## TASK DETAILS
Pick out every line holding the string "editor" and copy it.

## GIVEN DATA

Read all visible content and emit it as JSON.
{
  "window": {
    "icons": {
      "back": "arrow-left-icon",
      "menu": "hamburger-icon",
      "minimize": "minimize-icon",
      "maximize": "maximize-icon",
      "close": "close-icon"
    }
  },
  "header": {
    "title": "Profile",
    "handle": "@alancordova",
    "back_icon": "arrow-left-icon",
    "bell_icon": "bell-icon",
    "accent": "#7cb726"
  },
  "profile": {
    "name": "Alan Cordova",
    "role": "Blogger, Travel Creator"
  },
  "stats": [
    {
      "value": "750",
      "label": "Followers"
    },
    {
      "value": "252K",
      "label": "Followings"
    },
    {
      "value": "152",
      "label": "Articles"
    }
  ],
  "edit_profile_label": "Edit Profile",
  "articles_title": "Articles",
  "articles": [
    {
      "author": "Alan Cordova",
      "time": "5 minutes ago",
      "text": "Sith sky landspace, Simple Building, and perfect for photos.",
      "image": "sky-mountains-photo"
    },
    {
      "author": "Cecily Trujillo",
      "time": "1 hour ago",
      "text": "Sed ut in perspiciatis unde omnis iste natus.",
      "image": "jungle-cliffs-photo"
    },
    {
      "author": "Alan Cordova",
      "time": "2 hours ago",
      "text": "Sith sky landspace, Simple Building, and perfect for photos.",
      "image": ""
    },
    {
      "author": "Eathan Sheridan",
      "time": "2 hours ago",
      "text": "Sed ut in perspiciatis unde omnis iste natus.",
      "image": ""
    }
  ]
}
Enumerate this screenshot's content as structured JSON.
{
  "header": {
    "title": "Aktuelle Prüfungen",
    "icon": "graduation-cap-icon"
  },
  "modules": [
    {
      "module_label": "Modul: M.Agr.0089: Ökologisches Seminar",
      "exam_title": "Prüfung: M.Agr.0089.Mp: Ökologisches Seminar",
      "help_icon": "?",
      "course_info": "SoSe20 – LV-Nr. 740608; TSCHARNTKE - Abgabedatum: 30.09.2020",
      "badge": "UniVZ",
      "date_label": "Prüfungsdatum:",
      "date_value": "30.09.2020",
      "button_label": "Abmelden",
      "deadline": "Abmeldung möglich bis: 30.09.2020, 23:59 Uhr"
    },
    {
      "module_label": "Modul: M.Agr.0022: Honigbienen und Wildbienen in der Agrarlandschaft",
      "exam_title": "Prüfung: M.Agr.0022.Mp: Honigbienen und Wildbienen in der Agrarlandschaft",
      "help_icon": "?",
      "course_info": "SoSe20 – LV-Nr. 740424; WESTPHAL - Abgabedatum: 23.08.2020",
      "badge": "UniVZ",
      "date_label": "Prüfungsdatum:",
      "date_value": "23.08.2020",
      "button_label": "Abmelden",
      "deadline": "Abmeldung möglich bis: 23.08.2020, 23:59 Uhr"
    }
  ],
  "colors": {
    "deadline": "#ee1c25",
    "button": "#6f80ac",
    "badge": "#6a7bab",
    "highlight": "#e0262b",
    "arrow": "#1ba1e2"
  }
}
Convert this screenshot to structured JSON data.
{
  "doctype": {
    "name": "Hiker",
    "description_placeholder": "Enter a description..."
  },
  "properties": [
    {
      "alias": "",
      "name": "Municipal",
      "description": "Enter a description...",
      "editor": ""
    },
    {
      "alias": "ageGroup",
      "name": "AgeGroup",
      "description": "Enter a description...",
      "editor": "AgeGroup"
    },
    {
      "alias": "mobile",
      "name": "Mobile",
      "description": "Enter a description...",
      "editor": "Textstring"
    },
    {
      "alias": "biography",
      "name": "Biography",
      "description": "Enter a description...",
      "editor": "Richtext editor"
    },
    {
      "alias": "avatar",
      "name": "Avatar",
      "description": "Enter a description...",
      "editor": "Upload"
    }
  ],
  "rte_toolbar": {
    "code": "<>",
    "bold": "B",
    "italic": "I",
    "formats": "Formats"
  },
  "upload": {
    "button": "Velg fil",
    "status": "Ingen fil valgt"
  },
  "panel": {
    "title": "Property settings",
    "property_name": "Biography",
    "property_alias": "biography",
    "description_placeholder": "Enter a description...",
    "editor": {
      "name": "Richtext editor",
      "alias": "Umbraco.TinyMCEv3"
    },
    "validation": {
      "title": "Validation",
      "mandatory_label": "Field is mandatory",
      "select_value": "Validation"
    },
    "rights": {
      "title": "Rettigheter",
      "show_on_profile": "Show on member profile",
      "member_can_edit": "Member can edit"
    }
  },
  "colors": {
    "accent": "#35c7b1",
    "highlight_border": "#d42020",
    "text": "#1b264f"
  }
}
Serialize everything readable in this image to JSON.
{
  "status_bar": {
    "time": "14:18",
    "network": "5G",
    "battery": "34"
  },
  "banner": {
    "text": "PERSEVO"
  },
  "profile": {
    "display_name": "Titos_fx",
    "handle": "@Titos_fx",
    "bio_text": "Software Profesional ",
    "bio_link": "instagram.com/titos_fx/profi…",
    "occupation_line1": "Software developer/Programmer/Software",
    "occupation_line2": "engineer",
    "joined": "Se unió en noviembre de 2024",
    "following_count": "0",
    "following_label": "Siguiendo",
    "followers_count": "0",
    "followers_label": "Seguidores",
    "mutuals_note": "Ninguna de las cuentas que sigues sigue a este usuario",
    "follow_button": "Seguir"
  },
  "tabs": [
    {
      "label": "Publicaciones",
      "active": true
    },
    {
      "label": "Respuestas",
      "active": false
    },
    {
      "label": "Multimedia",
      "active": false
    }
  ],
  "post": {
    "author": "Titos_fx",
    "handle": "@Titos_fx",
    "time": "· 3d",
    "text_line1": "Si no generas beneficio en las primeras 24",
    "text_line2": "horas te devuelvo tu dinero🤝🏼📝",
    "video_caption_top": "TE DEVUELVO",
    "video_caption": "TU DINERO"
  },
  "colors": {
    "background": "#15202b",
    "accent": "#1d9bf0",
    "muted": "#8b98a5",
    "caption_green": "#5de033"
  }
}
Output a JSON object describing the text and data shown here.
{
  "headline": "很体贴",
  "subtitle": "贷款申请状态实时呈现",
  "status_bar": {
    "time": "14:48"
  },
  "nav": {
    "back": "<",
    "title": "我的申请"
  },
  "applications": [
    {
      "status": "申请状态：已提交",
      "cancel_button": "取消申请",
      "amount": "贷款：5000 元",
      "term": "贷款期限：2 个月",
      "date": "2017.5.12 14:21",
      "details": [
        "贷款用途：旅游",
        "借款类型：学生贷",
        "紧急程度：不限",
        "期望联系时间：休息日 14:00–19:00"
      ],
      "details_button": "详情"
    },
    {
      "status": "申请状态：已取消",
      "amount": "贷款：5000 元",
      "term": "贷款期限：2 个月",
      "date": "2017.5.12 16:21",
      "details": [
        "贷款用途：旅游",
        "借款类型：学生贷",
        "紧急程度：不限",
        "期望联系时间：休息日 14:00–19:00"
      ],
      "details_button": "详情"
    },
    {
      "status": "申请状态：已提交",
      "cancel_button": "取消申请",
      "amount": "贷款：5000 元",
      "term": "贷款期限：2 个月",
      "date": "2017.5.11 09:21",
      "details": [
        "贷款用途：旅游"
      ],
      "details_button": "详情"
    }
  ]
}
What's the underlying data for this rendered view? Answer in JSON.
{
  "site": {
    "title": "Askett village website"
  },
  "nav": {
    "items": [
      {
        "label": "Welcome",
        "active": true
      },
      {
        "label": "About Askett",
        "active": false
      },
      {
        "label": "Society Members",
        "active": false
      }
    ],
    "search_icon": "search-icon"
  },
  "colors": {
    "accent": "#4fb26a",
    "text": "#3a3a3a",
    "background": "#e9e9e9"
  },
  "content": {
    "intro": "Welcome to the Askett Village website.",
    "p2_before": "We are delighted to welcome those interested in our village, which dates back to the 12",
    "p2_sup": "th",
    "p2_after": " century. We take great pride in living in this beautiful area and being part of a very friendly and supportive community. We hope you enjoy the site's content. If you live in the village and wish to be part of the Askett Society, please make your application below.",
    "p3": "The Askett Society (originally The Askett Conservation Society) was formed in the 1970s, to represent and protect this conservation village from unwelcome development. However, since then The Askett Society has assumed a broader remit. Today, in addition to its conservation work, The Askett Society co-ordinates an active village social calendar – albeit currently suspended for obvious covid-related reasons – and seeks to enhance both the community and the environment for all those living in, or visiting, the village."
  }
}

## WORKED SOLUTION
      "editor": ""
      "editor": "AgeGroup"
      "editor": "Textstring"
      "editor": "Richtext editor"
      "editor": "Upload"
    "editor": {
      "name": "Richtext editor",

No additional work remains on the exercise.